Look for the word "subtotal" in each line and report the count of matching lines, with nothing added.

-=-=-=-=-

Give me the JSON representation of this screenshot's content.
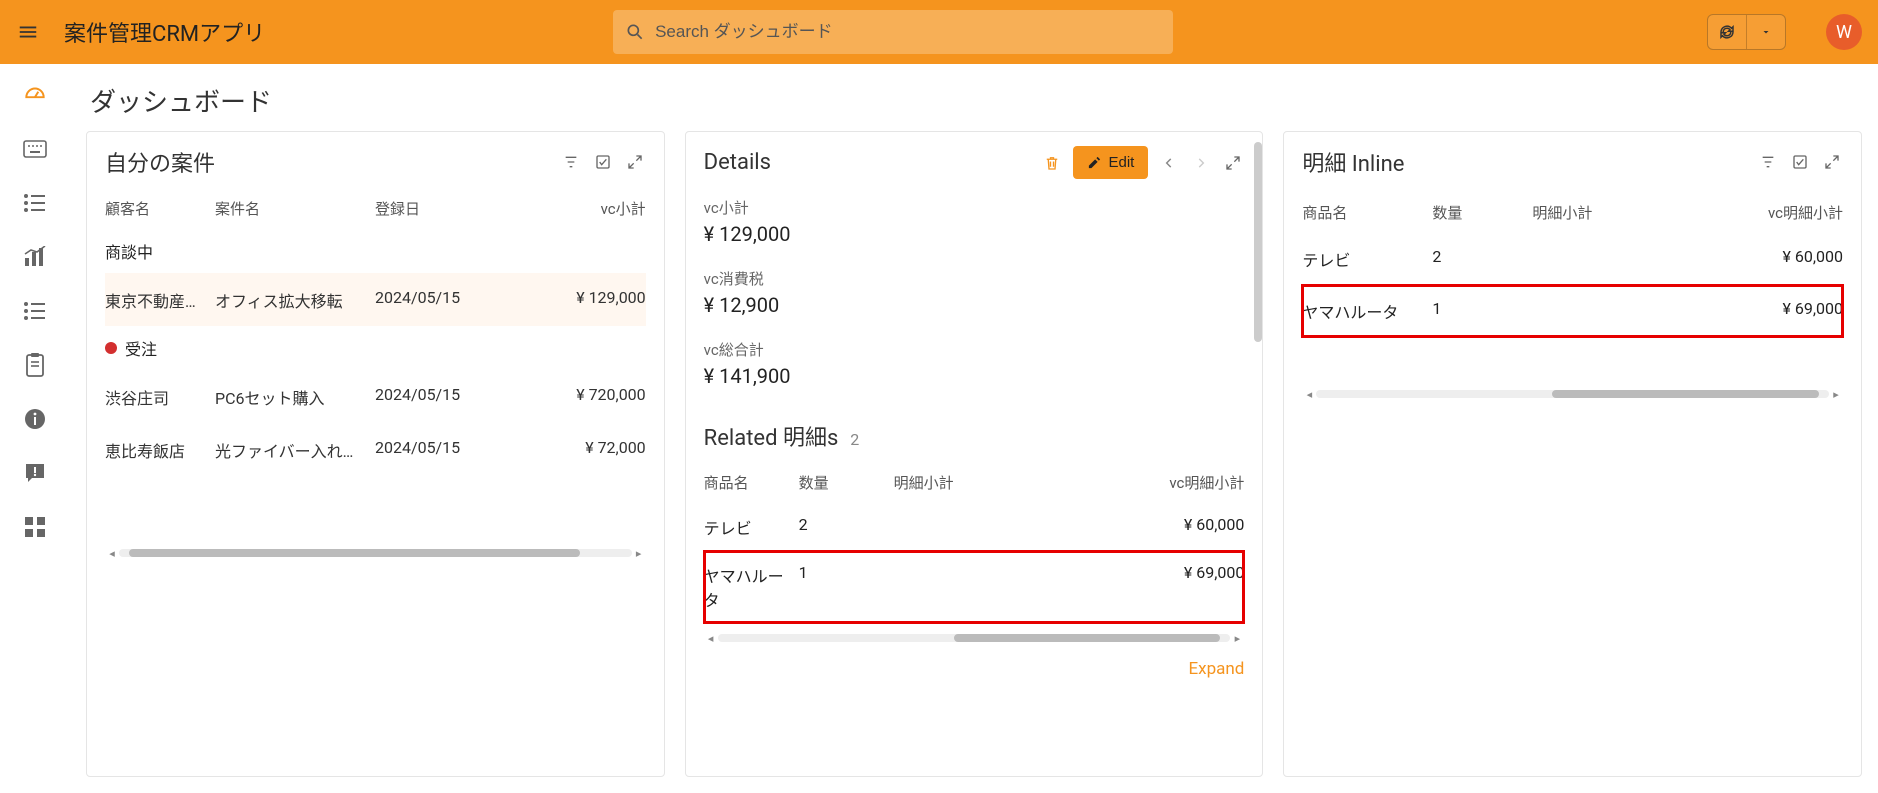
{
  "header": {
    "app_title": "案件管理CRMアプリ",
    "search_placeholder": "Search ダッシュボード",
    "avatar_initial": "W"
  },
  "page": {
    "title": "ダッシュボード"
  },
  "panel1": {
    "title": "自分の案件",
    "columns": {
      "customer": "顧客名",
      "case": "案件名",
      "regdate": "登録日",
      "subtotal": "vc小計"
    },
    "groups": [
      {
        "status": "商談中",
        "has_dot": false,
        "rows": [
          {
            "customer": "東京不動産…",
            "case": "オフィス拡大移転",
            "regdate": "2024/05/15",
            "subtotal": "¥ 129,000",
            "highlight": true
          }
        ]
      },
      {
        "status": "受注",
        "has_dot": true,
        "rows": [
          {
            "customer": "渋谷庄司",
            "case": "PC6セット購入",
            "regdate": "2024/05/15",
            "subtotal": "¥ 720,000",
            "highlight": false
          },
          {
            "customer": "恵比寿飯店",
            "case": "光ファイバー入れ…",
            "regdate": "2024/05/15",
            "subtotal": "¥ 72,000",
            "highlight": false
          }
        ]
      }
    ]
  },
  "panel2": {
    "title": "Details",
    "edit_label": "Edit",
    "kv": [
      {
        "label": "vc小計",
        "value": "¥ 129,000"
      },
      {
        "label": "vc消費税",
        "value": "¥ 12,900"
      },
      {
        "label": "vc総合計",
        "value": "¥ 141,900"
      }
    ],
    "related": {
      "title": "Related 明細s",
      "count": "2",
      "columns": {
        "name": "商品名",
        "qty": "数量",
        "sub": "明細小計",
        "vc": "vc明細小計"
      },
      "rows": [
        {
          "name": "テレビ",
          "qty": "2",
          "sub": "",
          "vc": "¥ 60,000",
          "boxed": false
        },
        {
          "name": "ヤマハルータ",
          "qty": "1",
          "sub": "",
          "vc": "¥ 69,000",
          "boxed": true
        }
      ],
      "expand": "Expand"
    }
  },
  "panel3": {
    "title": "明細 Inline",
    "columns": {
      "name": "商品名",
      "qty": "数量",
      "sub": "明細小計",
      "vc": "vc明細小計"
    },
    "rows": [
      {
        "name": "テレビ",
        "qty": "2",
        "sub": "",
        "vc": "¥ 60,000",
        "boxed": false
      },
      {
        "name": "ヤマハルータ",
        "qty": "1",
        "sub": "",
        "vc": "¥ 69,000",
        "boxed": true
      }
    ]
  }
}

-=-=-=-=-

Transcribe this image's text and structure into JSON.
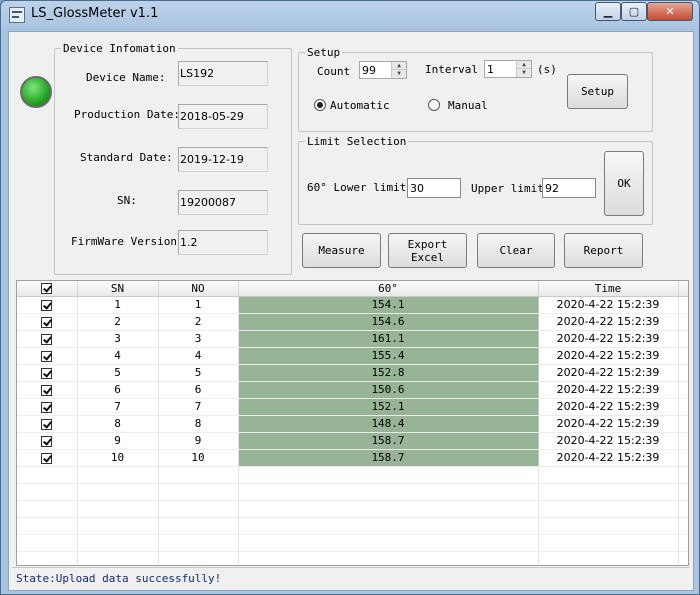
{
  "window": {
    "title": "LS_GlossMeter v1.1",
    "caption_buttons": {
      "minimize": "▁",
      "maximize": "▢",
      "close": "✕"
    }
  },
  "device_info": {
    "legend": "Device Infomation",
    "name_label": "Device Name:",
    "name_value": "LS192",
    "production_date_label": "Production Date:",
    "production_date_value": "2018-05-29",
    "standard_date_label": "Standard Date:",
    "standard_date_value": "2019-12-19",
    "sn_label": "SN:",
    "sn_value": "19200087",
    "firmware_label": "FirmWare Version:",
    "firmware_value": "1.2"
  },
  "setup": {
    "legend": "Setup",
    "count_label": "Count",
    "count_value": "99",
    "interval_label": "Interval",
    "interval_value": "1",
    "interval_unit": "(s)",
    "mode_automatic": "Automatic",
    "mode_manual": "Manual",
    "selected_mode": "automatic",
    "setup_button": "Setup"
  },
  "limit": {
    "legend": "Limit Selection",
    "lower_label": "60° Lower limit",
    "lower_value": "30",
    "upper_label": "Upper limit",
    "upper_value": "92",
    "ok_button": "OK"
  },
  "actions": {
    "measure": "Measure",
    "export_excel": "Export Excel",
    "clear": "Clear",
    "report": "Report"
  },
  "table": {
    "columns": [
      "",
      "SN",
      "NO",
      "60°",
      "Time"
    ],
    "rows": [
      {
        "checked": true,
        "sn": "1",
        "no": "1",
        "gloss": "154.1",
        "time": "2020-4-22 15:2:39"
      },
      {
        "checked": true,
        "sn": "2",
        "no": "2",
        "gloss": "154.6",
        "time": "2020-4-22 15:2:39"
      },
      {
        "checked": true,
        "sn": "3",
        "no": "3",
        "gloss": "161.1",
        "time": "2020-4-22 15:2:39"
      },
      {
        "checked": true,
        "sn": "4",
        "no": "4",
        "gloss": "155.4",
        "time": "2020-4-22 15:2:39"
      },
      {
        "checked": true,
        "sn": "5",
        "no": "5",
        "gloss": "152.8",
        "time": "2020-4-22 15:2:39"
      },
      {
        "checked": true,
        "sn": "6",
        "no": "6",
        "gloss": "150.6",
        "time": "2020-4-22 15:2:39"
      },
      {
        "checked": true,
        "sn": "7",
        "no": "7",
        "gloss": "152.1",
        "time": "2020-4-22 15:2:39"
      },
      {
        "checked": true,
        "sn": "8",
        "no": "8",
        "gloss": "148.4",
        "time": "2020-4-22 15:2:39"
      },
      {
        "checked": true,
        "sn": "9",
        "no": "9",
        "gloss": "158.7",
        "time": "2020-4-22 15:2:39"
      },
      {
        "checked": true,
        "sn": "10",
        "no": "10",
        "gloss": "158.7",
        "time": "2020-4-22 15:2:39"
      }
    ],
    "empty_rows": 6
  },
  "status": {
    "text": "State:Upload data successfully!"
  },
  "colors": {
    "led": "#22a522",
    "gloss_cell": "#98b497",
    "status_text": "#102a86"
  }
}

-=-=-=-=-

Written answer: 4